Data:

-=-=-=-=-

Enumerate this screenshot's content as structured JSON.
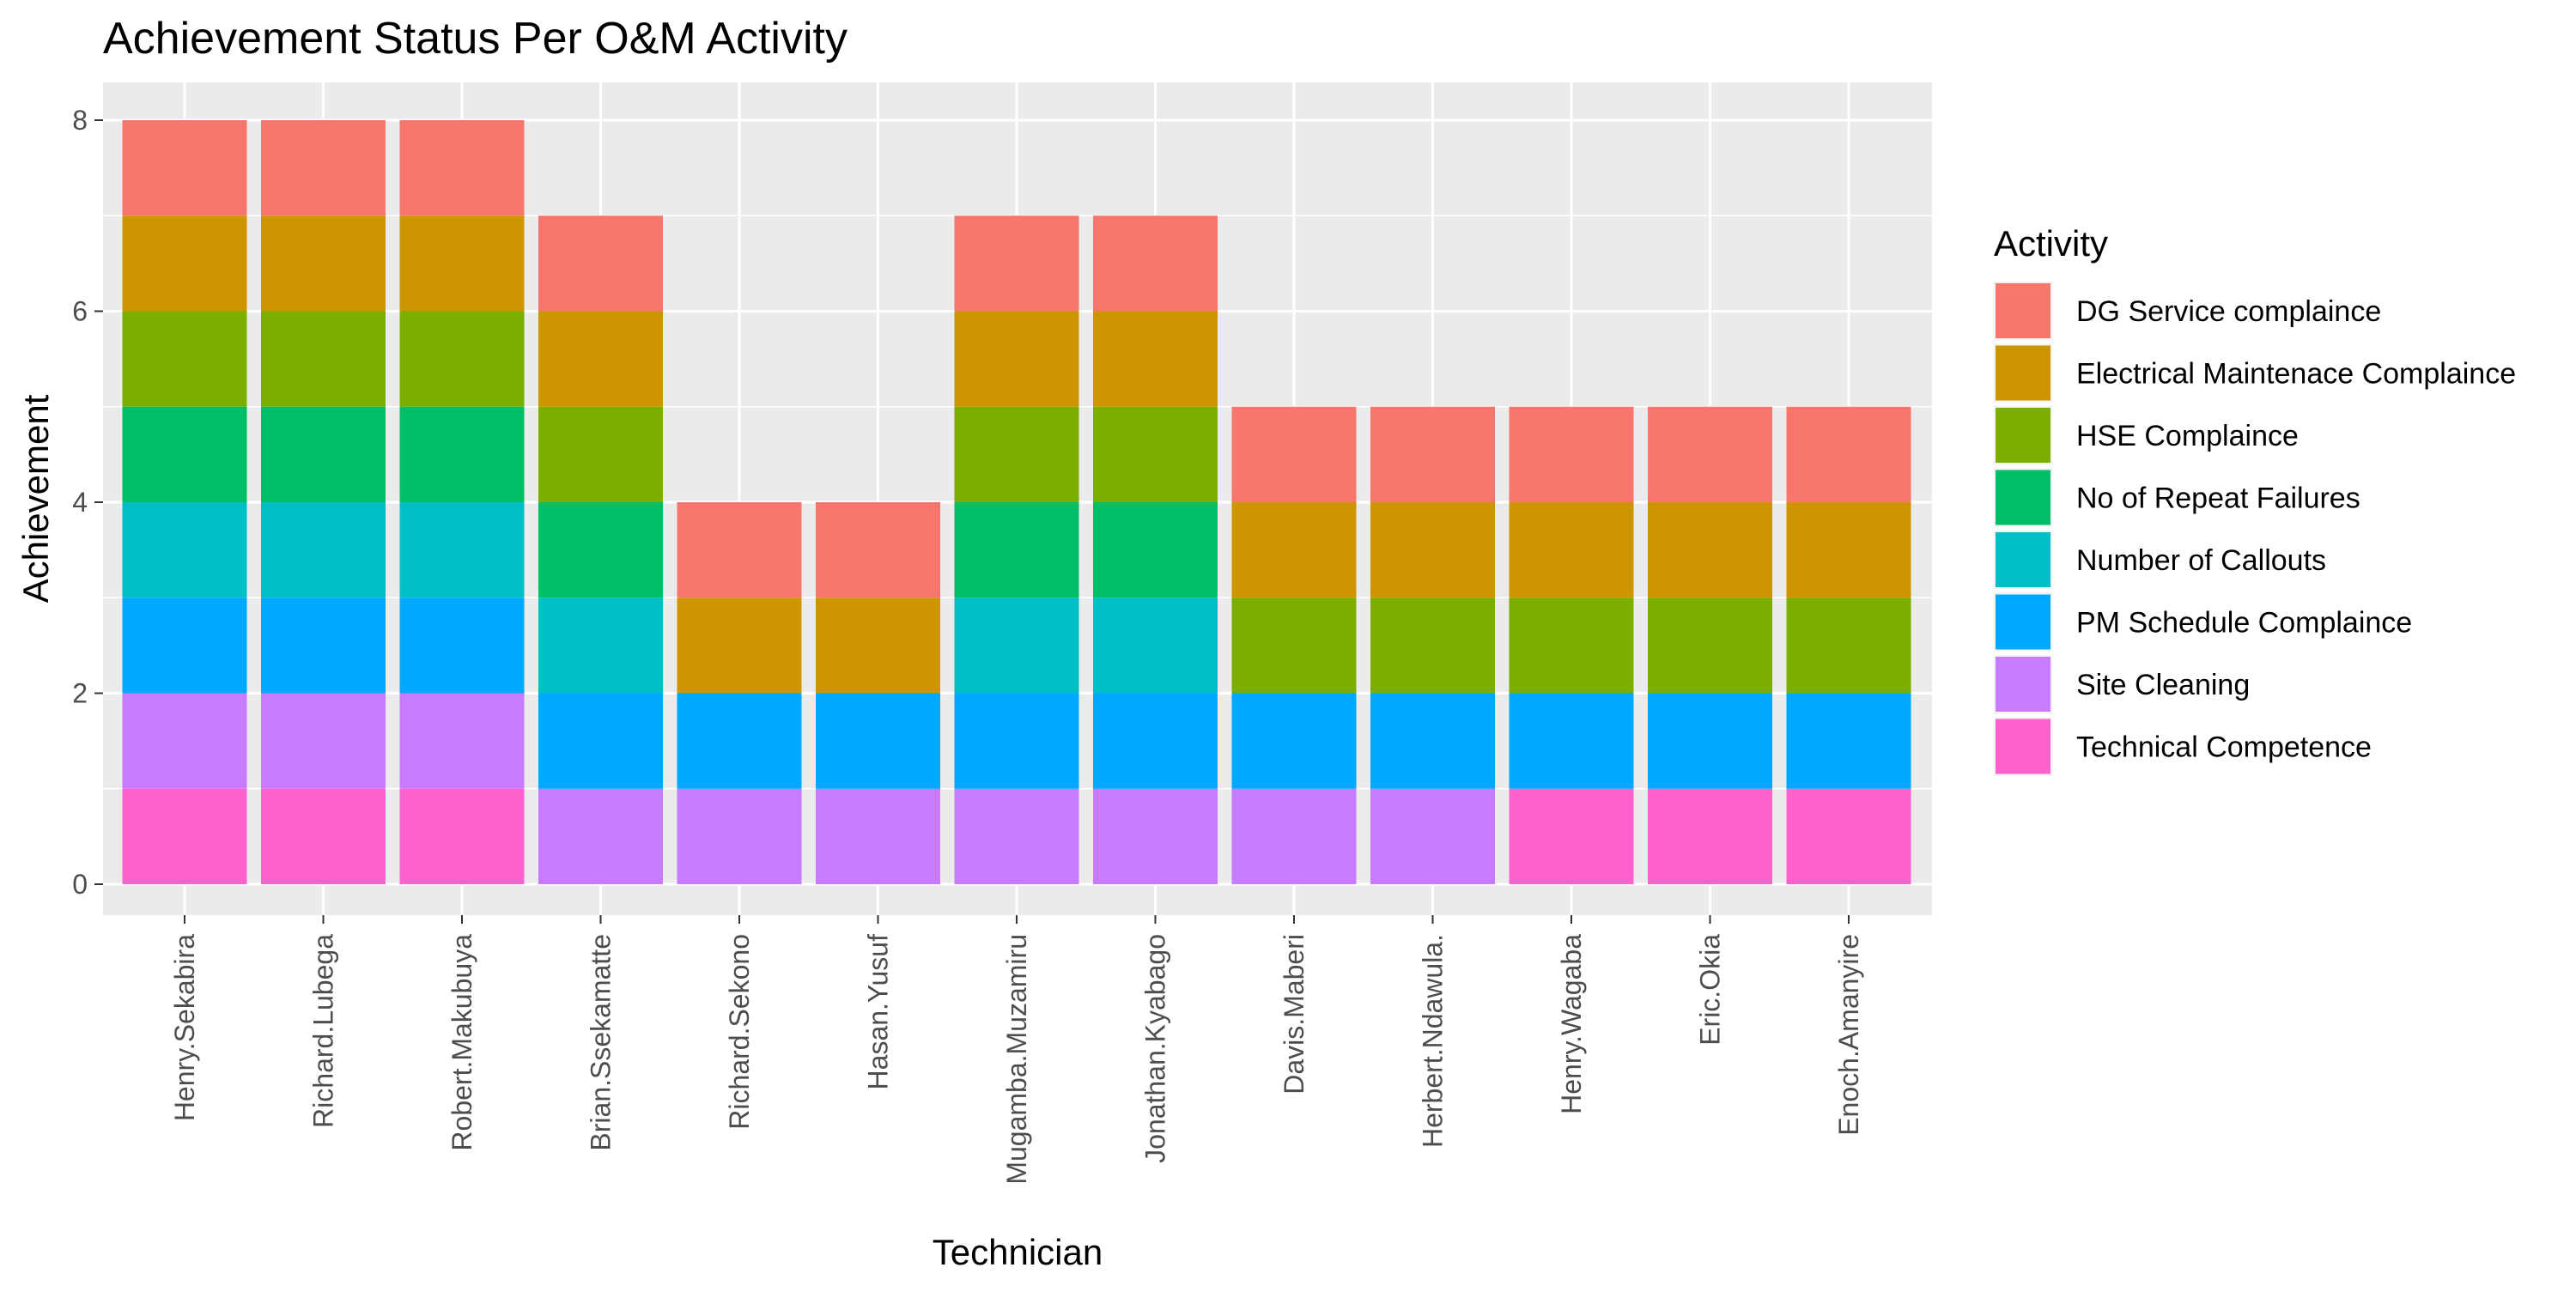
{
  "chart_data": {
    "type": "bar",
    "stacked": true,
    "title": "Achievement Status Per O&M Activity",
    "xlabel": "Technician",
    "ylabel": "Achievement",
    "ylim": [
      0,
      8.4
    ],
    "yticks": [
      0,
      2,
      4,
      6,
      8
    ],
    "grid": true,
    "legend_position": "right",
    "legend_title": "Activity",
    "categories": [
      "Henry.Sekabira",
      "Richard.Lubega",
      "Robert.Makubuya",
      "Brian.Ssekamatte",
      "Richard.Sekono",
      "Hasan.Yusuf",
      "Mugamba.Muzamiru",
      "Jonathan.Kyabago",
      "Davis.Maberi",
      "Herbert.Ndawula.",
      "Henry.Wagaba",
      "Eric.Okia",
      "Enoch.Amanyire"
    ],
    "series": [
      {
        "name": "DG Service complaince",
        "color": "#F8766D",
        "values": [
          1,
          1,
          1,
          1,
          1,
          1,
          1,
          1,
          1,
          1,
          1,
          1,
          1
        ]
      },
      {
        "name": "Electrical Maintenace Complaince",
        "color": "#CD9600",
        "values": [
          1,
          1,
          1,
          1,
          1,
          1,
          1,
          1,
          1,
          1,
          1,
          1,
          1
        ]
      },
      {
        "name": "HSE Complaince",
        "color": "#7CAE00",
        "values": [
          1,
          1,
          1,
          1,
          0,
          0,
          1,
          1,
          1,
          1,
          1,
          1,
          1
        ]
      },
      {
        "name": "No of Repeat Failures",
        "color": "#00BE67",
        "values": [
          1,
          1,
          1,
          1,
          0,
          0,
          1,
          1,
          0,
          0,
          0,
          0,
          0
        ]
      },
      {
        "name": "Number of Callouts",
        "color": "#00BFC4",
        "values": [
          1,
          1,
          1,
          1,
          0,
          0,
          1,
          1,
          0,
          0,
          0,
          0,
          0
        ]
      },
      {
        "name": "PM Schedule Complaince",
        "color": "#00A9FF",
        "values": [
          1,
          1,
          1,
          1,
          1,
          1,
          1,
          1,
          1,
          1,
          1,
          1,
          1
        ]
      },
      {
        "name": "Site Cleaning",
        "color": "#C77CFF",
        "values": [
          1,
          1,
          1,
          1,
          1,
          1,
          1,
          1,
          1,
          1,
          0,
          0,
          0
        ]
      },
      {
        "name": "Technical Competence",
        "color": "#FF61CC",
        "values": [
          1,
          1,
          1,
          0,
          0,
          0,
          0,
          0,
          0,
          0,
          1,
          1,
          1
        ]
      }
    ]
  }
}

-=-=-=-=-

Given instruction: The records above need to be restated word for word, with the pictures left out.

Result:
Enumerate this screenshot's content as structured JSON.
{
  "chart_data": {
    "type": "bar",
    "stacked": true,
    "title": "Achievement Status Per O&M Activity",
    "xlabel": "Technician",
    "ylabel": "Achievement",
    "ylim": [
      0,
      8.4
    ],
    "yticks": [
      0,
      2,
      4,
      6,
      8
    ],
    "grid": true,
    "legend_position": "right",
    "legend_title": "Activity",
    "categories": [
      "Henry.Sekabira",
      "Richard.Lubega",
      "Robert.Makubuya",
      "Brian.Ssekamatte",
      "Richard.Sekono",
      "Hasan.Yusuf",
      "Mugamba.Muzamiru",
      "Jonathan.Kyabago",
      "Davis.Maberi",
      "Herbert.Ndawula.",
      "Henry.Wagaba",
      "Eric.Okia",
      "Enoch.Amanyire"
    ],
    "series": [
      {
        "name": "DG Service complaince",
        "color": "#F8766D",
        "values": [
          1,
          1,
          1,
          1,
          1,
          1,
          1,
          1,
          1,
          1,
          1,
          1,
          1
        ]
      },
      {
        "name": "Electrical Maintenace Complaince",
        "color": "#CD9600",
        "values": [
          1,
          1,
          1,
          1,
          1,
          1,
          1,
          1,
          1,
          1,
          1,
          1,
          1
        ]
      },
      {
        "name": "HSE Complaince",
        "color": "#7CAE00",
        "values": [
          1,
          1,
          1,
          1,
          0,
          0,
          1,
          1,
          1,
          1,
          1,
          1,
          1
        ]
      },
      {
        "name": "No of Repeat Failures",
        "color": "#00BE67",
        "values": [
          1,
          1,
          1,
          1,
          0,
          0,
          1,
          1,
          0,
          0,
          0,
          0,
          0
        ]
      },
      {
        "name": "Number of Callouts",
        "color": "#00BFC4",
        "values": [
          1,
          1,
          1,
          1,
          0,
          0,
          1,
          1,
          0,
          0,
          0,
          0,
          0
        ]
      },
      {
        "name": "PM Schedule Complaince",
        "color": "#00A9FF",
        "values": [
          1,
          1,
          1,
          1,
          1,
          1,
          1,
          1,
          1,
          1,
          1,
          1,
          1
        ]
      },
      {
        "name": "Site Cleaning",
        "color": "#C77CFF",
        "values": [
          1,
          1,
          1,
          1,
          1,
          1,
          1,
          1,
          1,
          1,
          0,
          0,
          0
        ]
      },
      {
        "name": "Technical Competence",
        "color": "#FF61CC",
        "values": [
          1,
          1,
          1,
          0,
          0,
          0,
          0,
          0,
          0,
          0,
          1,
          1,
          1
        ]
      }
    ]
  }
}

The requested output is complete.